>> Begin Text
UNITED STATES DISTRICT COURT DISTRICT OF NEVADA
Nov 19, 2014
3:14-cv-00068-RCJ-WGC (D. Nev. Nov. 19, 2014)

Summary

concluding that purchase price of “less than 2% of the amounts of the deed of trust” established commercial unreasonableness “almost conclusively”

Summary of this case from U.S. Bank v. Antelope Canyon Homeowners Ass'n

Opinion

3:14-cv-00068-RCJ-WGC

11-19-2014

THUNDER PROPERTIES, INC., Plaintiff, v. JAMES L. WOOD et al., Defendants.


ORDER

This case arises out of the foreclosure of a residential property by a homeowners association. Pending before are a Motion to Voluntarily Dismiss (ECF No. 25) and a Motion to Amend the Answer to Plead a Counterclaim (ECF No. 29). For the reasons given herein, the Court grants the motions.

On or about August 22, 1997, Defendants James and Cynthia Wood (the "Woods") acquired title to real property at 7365 Grand Island Dr., Sparks, Nevada 89436 (the "Property"). (Compl. ¶¶ 8, 13, Jan. 10, 2014, ECF No. 1-1). Defendant Bank of America, N.A. ("BOA") holds first and second deeds of trust against the Property recorded in 2003 and 2006, respectively. (Id. ¶¶ 16-17). The Property is also subject to Covenants, Conditions, and Restrictions ("CC&R") of non-party Wingfield Springs Community Association (the "HOA"), which were recorded in 1996. (Id. ¶¶ 8, 19). The Woods became delinquent in their dues to the HOA, and the HOA therefore caused non-party ATC Assessment Collection Group ("ATC") to record one or more notices of delinquent association lien and a subsequent notice of default and election to sell and notice of trustee's sale. (Id. ¶¶ 21-25). ATC sold the Property at a trustee's sale to Plaintiff Thunder Properties, Inc. ("Thunder") on or about August 8, 2013. (Id. ¶ 27). However, BOA has caused Defendant National Default Servicing Corp. ("NDSC") to record a notice of breach and election to sell and a notice of trustee's sale as to the Property. (Id. ¶¶ 48-49).
>> End Text
>> Begin Data section
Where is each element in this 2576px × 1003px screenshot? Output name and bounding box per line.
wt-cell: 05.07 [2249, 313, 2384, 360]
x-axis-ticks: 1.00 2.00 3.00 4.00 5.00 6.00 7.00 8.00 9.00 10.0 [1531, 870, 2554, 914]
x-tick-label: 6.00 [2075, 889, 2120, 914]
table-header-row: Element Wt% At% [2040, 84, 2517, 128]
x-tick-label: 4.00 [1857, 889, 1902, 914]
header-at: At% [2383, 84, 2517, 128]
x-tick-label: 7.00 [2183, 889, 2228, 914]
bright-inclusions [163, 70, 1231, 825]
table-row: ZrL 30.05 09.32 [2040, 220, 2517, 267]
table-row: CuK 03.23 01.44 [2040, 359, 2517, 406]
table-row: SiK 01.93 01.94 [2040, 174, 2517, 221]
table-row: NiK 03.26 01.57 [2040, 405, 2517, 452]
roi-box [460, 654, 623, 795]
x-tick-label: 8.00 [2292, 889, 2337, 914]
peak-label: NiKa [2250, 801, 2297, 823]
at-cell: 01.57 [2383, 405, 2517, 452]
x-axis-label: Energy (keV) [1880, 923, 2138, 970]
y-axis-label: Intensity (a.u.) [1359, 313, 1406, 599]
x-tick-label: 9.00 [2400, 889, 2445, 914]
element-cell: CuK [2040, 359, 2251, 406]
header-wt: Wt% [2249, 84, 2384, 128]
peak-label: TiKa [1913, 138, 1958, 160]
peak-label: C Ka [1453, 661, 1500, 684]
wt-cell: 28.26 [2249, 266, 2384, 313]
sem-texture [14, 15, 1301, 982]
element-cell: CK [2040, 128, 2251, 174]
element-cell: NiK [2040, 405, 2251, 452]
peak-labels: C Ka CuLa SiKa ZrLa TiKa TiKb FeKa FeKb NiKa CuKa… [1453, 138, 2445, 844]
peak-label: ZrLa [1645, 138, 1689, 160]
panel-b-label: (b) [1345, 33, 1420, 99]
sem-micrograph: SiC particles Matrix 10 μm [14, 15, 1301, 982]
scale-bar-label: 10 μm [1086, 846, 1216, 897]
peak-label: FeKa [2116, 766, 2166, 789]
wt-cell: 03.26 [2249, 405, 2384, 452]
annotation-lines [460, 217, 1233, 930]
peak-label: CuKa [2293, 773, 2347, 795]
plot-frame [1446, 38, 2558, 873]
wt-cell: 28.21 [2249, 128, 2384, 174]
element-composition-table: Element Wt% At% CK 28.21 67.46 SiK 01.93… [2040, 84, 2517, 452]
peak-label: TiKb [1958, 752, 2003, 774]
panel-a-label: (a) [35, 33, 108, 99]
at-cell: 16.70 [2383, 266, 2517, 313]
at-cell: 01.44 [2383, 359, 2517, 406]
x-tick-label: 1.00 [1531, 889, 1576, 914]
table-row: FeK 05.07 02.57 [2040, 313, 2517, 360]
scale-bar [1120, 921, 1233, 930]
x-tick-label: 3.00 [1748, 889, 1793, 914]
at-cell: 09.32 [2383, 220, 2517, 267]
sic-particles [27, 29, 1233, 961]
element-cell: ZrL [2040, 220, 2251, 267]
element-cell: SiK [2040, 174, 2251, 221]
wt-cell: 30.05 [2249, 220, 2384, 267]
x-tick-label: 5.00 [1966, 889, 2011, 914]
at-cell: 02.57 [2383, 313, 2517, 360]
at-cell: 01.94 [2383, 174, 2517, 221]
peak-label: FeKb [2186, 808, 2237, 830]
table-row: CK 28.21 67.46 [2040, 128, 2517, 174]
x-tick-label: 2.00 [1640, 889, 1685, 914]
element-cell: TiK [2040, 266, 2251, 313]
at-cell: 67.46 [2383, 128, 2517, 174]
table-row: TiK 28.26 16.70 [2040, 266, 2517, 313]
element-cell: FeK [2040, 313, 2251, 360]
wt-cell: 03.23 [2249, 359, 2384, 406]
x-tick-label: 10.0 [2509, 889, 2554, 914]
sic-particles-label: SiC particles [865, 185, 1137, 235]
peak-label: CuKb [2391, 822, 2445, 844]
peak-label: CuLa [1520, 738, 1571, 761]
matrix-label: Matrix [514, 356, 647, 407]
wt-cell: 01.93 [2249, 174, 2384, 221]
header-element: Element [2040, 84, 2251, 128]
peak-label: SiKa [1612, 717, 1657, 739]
>> End Data section
The problem:
Revise the court order starting at "concluding that purchase" and ending at "et al., Defendants.", putting "sale price" in place of "purchase price". The entries come from a separate source.

Result of this task:
concluding that sale price of “less than 2% of the amounts of the deed of trust” established commercial unreasonableness “almost conclusively”

Summary of this case from U.S. Bank v. Antelope Canyon Homeowners Ass'n

Opinion

3:14-cv-00068-RCJ-WGC

11-19-2014

THUNDER PROPERTIES, INC., Plaintiff, v. JAMES L. WOOD et al., Defendants.